[Some records]
— begin —

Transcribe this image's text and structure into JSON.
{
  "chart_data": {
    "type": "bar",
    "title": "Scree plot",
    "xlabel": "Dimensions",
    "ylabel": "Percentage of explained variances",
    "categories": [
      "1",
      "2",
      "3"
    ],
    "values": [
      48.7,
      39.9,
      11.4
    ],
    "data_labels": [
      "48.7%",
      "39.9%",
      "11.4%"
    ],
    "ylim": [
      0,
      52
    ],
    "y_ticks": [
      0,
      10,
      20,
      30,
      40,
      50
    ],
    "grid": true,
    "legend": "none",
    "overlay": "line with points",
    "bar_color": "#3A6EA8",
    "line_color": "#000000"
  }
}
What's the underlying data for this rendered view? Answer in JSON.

— end —
— begin —

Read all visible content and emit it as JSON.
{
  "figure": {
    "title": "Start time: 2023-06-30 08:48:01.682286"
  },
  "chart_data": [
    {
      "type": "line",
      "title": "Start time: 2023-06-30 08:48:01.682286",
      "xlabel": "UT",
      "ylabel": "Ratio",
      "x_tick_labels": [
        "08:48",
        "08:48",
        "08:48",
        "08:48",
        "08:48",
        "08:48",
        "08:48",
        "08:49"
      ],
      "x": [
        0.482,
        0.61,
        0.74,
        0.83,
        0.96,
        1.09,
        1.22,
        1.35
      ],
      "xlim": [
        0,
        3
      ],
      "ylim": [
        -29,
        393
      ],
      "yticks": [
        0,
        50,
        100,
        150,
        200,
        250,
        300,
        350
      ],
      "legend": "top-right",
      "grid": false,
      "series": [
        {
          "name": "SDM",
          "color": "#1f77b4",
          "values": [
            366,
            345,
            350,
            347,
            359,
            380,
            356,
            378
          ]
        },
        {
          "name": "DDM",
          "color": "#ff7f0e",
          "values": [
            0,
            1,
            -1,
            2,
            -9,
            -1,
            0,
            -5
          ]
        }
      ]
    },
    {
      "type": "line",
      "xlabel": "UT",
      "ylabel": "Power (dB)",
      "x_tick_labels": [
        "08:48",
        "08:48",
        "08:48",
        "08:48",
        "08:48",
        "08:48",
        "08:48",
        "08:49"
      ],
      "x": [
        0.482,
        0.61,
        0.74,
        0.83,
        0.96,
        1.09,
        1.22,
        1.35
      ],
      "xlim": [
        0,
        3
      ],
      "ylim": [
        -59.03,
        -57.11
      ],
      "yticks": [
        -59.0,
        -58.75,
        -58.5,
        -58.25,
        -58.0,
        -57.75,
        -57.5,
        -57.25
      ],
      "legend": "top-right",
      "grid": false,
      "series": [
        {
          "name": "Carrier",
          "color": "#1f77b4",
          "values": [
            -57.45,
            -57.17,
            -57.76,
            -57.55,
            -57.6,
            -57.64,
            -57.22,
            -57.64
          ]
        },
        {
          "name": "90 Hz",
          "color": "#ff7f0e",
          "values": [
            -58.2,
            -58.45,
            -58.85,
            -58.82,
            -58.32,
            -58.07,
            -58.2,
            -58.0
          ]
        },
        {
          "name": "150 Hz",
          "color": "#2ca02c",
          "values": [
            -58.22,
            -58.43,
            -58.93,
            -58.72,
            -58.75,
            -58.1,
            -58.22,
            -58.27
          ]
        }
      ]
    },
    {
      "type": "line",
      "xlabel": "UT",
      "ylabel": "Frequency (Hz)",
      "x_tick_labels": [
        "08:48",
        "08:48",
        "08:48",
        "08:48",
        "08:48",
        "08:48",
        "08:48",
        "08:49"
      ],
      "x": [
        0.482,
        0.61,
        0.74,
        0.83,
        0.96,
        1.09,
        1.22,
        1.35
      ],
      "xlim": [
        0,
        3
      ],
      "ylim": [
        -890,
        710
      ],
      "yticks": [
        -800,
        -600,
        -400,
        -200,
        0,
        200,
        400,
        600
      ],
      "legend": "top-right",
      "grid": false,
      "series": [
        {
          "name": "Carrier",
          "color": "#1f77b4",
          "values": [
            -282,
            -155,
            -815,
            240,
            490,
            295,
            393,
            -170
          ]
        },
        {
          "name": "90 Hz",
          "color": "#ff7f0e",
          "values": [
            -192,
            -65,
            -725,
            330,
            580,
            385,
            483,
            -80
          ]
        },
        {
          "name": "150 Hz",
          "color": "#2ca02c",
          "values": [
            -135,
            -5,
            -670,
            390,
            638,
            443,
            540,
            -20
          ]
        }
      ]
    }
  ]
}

— end —

### PROBLEM TO SOLVE
Repeat exactly the lines from the one containing "Transcribe this image's" to the one containing "What's the underlying", both lines included, and nothing else.

### OUTPUT BELOW
Transcribe this image's text and structure into JSON.
{
  "chart_data": {
    "type": "bar",
    "title": "Scree plot",
    "xlabel": "Dimensions",
    "ylabel": "Percentage of explained variances",
    "categories": [
      "1",
      "2",
      "3"
    ],
    "values": [
      48.7,
      39.9,
      11.4
    ],
    "data_labels": [
      "48.7%",
      "39.9%",
      "11.4%"
    ],
    "ylim": [
      0,
      52
    ],
    "y_ticks": [
      0,
      10,
      20,
      30,
      40,
      50
    ],
    "grid": true,
    "legend": "none",
    "overlay": "line with points",
    "bar_color": "#3A6EA8",
    "line_color": "#000000"
  }
}
What's the underlying data for this rendered view? Answer in JSON.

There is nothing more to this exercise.